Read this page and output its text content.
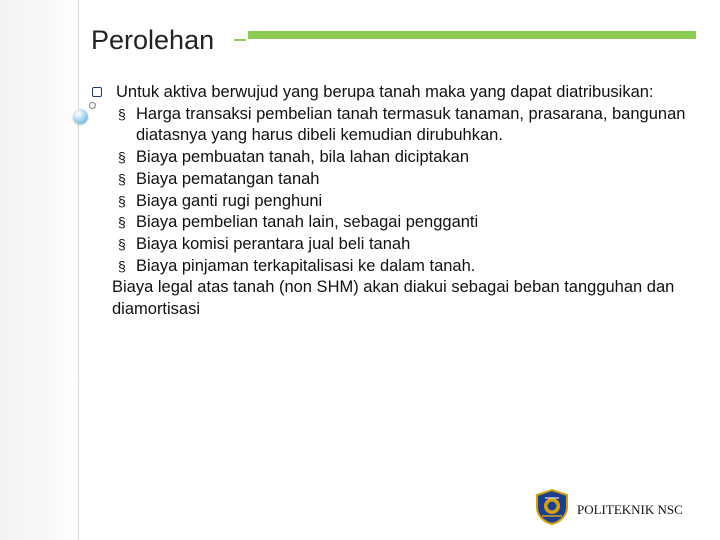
Perolehan
Untuk aktiva berwujud yang berupa tanah maka yang dapat diatribusikan:
§ Harga transaksi pembelian tanah termasuk tanaman, prasarana, bangunan diatasnya yang harus dibeli kemudian dirubuhkan.
§ Biaya pembuatan tanah, bila lahan diciptakan
§ Biaya pematangan tanah
§ Biaya ganti rugi penghuni
§ Biaya pembelian tanah lain, sebagai pengganti
§ Biaya komisi perantara jual beli tanah
§ Biaya pinjaman terkapitalisasi ke dalam tanah.
Biaya legal atas tanah (non SHM) akan diakui sebagai beban tangguhan dan diamortisasi
POLITEKNIK NSC
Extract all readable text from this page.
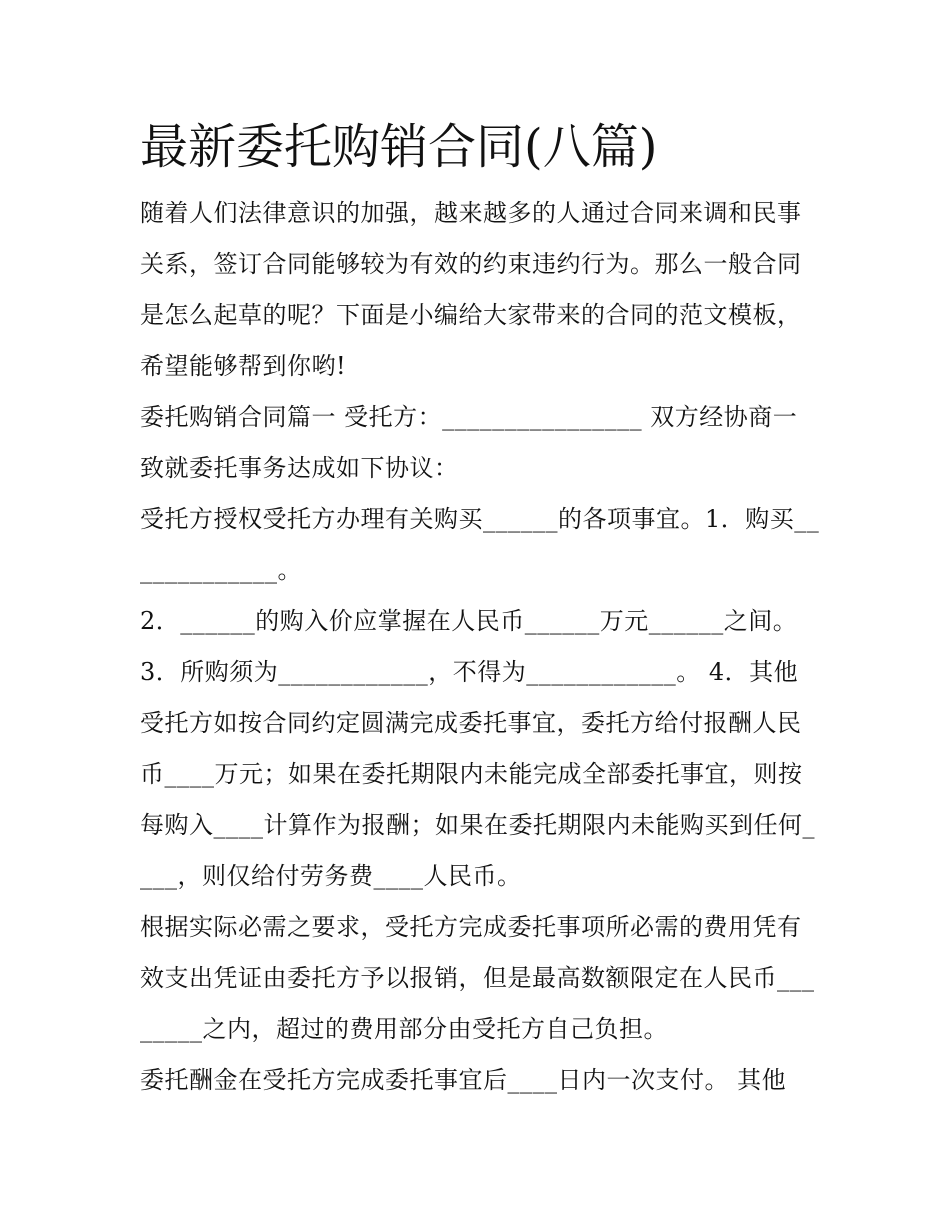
最新委托购销合同(八篇)

随着人们法律意识的加强，越来越多的人通过合同来调和民事关系，签订合同能够较为有效的约束违约行为。那么一般合同是怎么起草的呢？下面是小编给大家带来的合同的范文模板，希望能够帮到你哟!

委托购销合同篇一 受托方：________________ 双方经协商一致就委托事务达成如下协议：

受托方授权受托方办理有关购买______的各项事宜。1．购买_____________。

2．______的购入价应掌握在人民币______万元______之间。

3．所购须为____________，不得为____________。 4．其他

受托方如按合同约定圆满完成委托事宜，委托方给付报酬人民币____万元；如果在委托期限内未能完成全部委托事宜，则按每购入____计算作为报酬；如果在委托期限内未能购买到任何____，则仅给付劳务费____人民币。

根据实际必需之要求，受托方完成委托事项所必需的费用凭有效支出凭证由委托方予以报销，但是最高数额限定在人民币________之内，超过的费用部分由受托方自己负担。

委托酬金在受托方完成委托事宜后____日内一次支付。 其他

---*---

**Stated task**: Starting from the line where "Extract all readable text from this page." appears, copy every line through the end of the material, both ends included, but no pictures.

**The output**:
Extract all readable text from this page.
最新委托购销合同(八篇)

随着人们法律意识的加强，越来越多的人通过合同来调和民事关系，签订合同能够较为有效的约束违约行为。那么一般合同是怎么起草的呢？下面是小编给大家带来的合同的范文模板，希望能够帮到你哟!

委托购销合同篇一 受托方：________________ 双方经协商一致就委托事务达成如下协议：

受托方授权受托方办理有关购买______的各项事宜。1．购买_____________。

2．______的购入价应掌握在人民币______万元______之间。

3．所购须为____________，不得为____________。 4．其他

受托方如按合同约定圆满完成委托事宜，委托方给付报酬人民币____万元；如果在委托期限内未能完成全部委托事宜，则按每购入____计算作为报酬；如果在委托期限内未能购买到任何____，则仅给付劳务费____人民币。

根据实际必需之要求，受托方完成委托事项所必需的费用凭有效支出凭证由委托方予以报销，但是最高数额限定在人民币________之内，超过的费用部分由受托方自己负担。

委托酬金在受托方完成委托事宜后____日内一次支付。 其他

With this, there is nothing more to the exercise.